* **What you will do**
Comb the records below for the string "frac" and copy each line where it turns up.
_ _ _ _
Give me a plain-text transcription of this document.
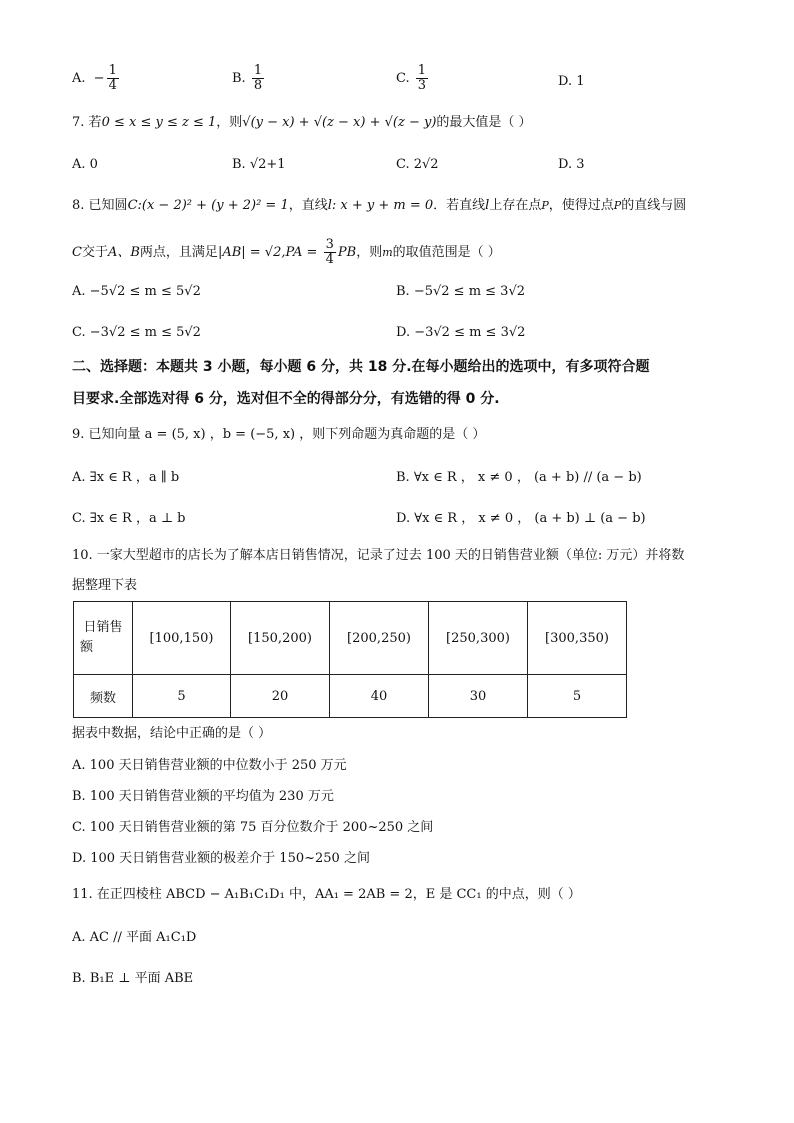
A. − $\frac{1}{4}$	B. $\frac{1}{8}$	C. $\frac{1}{3}$	D. 1
7. 若0 ≤ x ≤ y ≤ z ≤ 1，则√(y − x) + √(z − x) + √(z − y)的最大值是（ ）
A. 0	B. √2+1	C. 2√2	D. 3
8. 已知圆C:(x − 2)² + (y + 2)² = 1，直线l: x + y + m = 0．若直线l上存在点P，使得过点P的直线与圆
C交于A、B两点，且满足$|AB| = √2,PA = \frac{3}{4}$ PB，则m的取值范围是（ ）
A. −5√2 ≤ m ≤ 5√2	B. −5√2 ≤ m ≤ 3√2
C. −3√2 ≤ m ≤ 5√2	D. −3√2 ≤ m ≤ 3√2
二、选择题：本题共 3 小题，每小题 6 分，共 18 分.在每小题给出的选项中，有多项符合题
目要求.全部选对得 6 分，选对但不全的得部分分，有选错的得 0 分.
9. 已知向量 a = (5, x) ，b = (−5, x) ，则下列命题为真命题的是（ ）
A. ∃x ∈ R ，a ∥ b	B. ∀x ∈ R ， x ≠ 0 ， (a + b) // (a − b)
C. ∃x ∈ R ，a ⊥ b	D. ∀x ∈ R ， x ≠ 0 ， (a + b) ⊥ (a − b)
10. 一家大型超市的店长为了解本店日销售情况，记录了过去 100 天的日销售营业额（单位: 万元）并将数
据整理下表
日销售
额	[100,150)	[150,200)	[200,250)	[250,300)	[300,350)
频数	5	20	40	30	5
据表中数据，结论中正确的是（ ）
A. 100 天日销售营业额的中位数小于 250 万元
B. 100 天日销售营业额的平均值为 230 万元
C. 100 天日销售营业额的第 75 百分位数介于 200~250 之间
D. 100 天日销售营业额的极差介于 150~250 之间
11. 在正四棱柱 ABCD − A₁B₁C₁D₁ 中，AA₁ = 2AB = 2，E 是 CC₁ 的中点，则（ ）
A. AC // 平面 A₁C₁D
B. B₁E ⊥ 平面 ABE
_ _ _ _
* **Problem solution**
A. − $\frac{1}{4}$	B. $\frac{1}{8}$	C. $\frac{1}{3}$	D. 1
C交于A、B两点，且满足$|AB| = √2,PA = \frac{3}{4}$ PB，则m的取值范围是（ ）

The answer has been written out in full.